▸ DATA SHOWN:
## start

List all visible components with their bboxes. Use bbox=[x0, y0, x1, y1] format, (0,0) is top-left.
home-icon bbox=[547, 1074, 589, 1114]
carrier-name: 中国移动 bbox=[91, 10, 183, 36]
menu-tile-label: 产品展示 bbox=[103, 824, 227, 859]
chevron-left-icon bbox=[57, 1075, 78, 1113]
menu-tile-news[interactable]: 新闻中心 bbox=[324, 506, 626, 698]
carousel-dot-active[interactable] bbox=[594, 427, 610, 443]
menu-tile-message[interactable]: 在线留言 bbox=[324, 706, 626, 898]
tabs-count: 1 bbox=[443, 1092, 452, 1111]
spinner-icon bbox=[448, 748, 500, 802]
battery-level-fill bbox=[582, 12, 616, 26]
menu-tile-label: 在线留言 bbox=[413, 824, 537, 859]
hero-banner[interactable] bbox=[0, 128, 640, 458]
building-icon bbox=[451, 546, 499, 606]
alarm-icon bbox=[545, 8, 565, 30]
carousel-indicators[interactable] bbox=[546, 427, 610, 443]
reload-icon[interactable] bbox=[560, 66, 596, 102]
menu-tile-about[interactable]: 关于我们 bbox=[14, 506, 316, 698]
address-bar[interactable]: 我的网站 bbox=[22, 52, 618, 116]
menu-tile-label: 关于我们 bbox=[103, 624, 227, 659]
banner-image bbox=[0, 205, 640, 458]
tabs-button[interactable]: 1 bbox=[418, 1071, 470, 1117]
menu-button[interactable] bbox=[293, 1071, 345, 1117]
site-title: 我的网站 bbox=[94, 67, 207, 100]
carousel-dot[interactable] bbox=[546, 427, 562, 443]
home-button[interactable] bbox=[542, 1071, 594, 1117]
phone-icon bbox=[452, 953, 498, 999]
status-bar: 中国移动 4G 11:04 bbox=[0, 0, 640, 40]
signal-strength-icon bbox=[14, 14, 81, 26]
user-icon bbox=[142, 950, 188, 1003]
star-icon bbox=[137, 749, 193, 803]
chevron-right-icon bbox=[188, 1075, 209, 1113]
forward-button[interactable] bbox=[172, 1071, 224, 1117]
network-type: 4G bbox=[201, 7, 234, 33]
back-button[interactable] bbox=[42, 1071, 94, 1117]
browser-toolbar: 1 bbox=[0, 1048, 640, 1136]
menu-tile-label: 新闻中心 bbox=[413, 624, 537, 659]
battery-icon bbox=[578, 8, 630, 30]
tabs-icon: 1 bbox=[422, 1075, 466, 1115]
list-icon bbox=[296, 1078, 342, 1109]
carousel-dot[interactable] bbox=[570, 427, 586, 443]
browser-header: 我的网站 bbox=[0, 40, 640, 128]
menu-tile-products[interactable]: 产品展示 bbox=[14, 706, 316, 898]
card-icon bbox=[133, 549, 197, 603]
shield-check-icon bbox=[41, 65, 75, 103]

## end

Copy the material above line for line, with every character kept unchanged.

▸ EXERCISE SOLUTION:
List all visible components with their bboxes. Use bbox=[x0, y0, x1, y1] format, (0,0) is top-left.
home-icon bbox=[547, 1074, 589, 1114]
carrier-name: 中国移动 bbox=[91, 10, 183, 36]
menu-tile-label: 产品展示 bbox=[103, 824, 227, 859]
chevron-left-icon bbox=[57, 1075, 78, 1113]
menu-tile-news[interactable]: 新闻中心 bbox=[324, 506, 626, 698]
carousel-dot-active[interactable] bbox=[594, 427, 610, 443]
menu-tile-message[interactable]: 在线留言 bbox=[324, 706, 626, 898]
tabs-count: 1 bbox=[443, 1092, 452, 1111]
spinner-icon bbox=[448, 748, 500, 802]
battery-level-fill bbox=[582, 12, 616, 26]
menu-tile-label: 在线留言 bbox=[413, 824, 537, 859]
hero-banner[interactable] bbox=[0, 128, 640, 458]
building-icon bbox=[451, 546, 499, 606]
alarm-icon bbox=[545, 8, 565, 30]
carousel-indicators[interactable] bbox=[546, 427, 610, 443]
reload-icon[interactable] bbox=[560, 66, 596, 102]
menu-tile-about[interactable]: 关于我们 bbox=[14, 506, 316, 698]
address-bar[interactable]: 我的网站 bbox=[22, 52, 618, 116]
menu-tile-label: 关于我们 bbox=[103, 624, 227, 659]
banner-image bbox=[0, 205, 640, 458]
tabs-button[interactable]: 1 bbox=[418, 1071, 470, 1117]
menu-button[interactable] bbox=[293, 1071, 345, 1117]
site-title: 我的网站 bbox=[94, 67, 207, 100]
carousel-dot[interactable] bbox=[546, 427, 562, 443]
home-button[interactable] bbox=[542, 1071, 594, 1117]
phone-icon bbox=[452, 953, 498, 999]
status-bar: 中国移动 4G 11:04 bbox=[0, 0, 640, 40]
signal-strength-icon bbox=[14, 14, 81, 26]
user-icon bbox=[142, 950, 188, 1003]
star-icon bbox=[137, 749, 193, 803]
chevron-right-icon bbox=[188, 1075, 209, 1113]
forward-button[interactable] bbox=[172, 1071, 224, 1117]
network-type: 4G bbox=[201, 7, 234, 33]
back-button[interactable] bbox=[42, 1071, 94, 1117]
browser-toolbar: 1 bbox=[0, 1048, 640, 1136]
menu-tile-label: 新闻中心 bbox=[413, 624, 537, 659]
battery-icon bbox=[578, 8, 630, 30]
tabs-icon: 1 bbox=[422, 1075, 466, 1115]
list-icon bbox=[296, 1078, 342, 1109]
carousel-dot[interactable] bbox=[570, 427, 586, 443]
browser-header: 我的网站 bbox=[0, 40, 640, 128]
menu-tile-products[interactable]: 产品展示 bbox=[14, 706, 316, 898]
card-icon bbox=[133, 549, 197, 603]
shield-check-icon bbox=[41, 65, 75, 103]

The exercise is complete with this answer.